'''

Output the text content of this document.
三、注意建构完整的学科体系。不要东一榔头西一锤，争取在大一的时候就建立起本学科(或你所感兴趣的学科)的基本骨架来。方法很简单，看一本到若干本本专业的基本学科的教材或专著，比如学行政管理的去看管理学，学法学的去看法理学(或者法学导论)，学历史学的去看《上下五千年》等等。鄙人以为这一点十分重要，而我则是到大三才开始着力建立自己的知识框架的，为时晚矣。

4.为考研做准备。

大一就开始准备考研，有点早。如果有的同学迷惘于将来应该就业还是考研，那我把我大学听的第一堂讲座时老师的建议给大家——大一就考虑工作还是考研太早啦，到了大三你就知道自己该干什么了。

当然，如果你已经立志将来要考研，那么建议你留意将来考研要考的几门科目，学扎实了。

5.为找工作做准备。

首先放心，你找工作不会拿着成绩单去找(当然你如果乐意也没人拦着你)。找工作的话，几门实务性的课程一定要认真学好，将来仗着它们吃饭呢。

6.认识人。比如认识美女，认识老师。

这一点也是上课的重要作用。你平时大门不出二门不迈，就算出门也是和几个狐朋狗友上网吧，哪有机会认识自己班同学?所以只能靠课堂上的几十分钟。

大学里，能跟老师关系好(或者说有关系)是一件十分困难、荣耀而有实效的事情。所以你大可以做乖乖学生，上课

'''
'''

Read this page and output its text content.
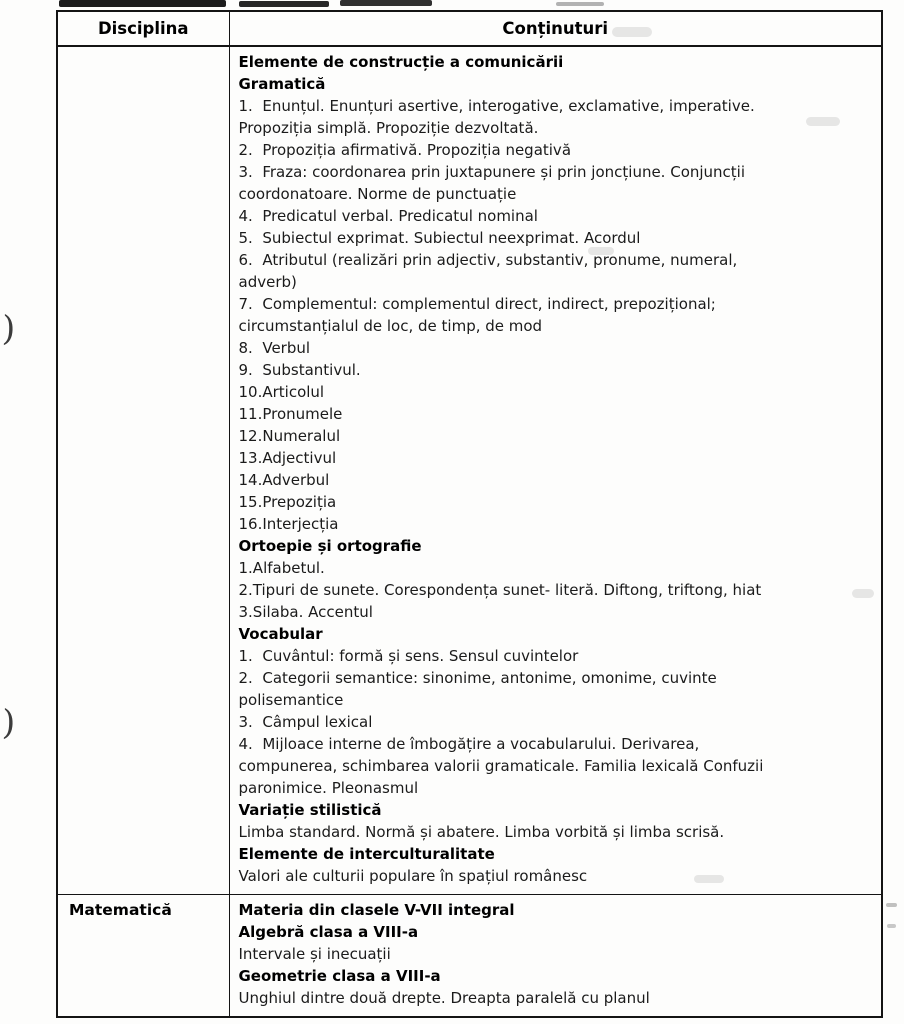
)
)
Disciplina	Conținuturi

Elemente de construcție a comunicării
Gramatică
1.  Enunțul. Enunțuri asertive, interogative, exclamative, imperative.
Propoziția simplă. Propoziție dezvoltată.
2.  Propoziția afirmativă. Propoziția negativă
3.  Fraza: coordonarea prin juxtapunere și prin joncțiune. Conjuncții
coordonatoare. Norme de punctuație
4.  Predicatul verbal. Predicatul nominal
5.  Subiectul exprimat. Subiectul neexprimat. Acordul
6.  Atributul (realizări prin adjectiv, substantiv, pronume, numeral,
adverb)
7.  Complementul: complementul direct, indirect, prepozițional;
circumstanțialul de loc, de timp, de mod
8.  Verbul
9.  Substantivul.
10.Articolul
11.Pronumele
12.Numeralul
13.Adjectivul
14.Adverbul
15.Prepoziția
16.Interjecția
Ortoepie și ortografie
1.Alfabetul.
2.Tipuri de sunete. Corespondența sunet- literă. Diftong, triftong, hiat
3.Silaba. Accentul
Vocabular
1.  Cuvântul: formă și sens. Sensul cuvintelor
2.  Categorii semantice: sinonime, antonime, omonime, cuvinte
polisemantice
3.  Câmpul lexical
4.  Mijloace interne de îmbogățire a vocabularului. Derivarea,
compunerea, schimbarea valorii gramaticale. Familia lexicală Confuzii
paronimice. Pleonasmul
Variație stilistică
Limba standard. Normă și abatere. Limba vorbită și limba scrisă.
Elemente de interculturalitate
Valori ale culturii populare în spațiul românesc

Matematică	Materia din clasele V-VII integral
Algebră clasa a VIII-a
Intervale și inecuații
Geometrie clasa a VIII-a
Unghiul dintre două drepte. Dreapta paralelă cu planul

'''

*BRIEF*. Among the records above, how many lines carry the string "prin"? Reply with the number alone.

*OUTPUT OF THE EXERCISE*. 2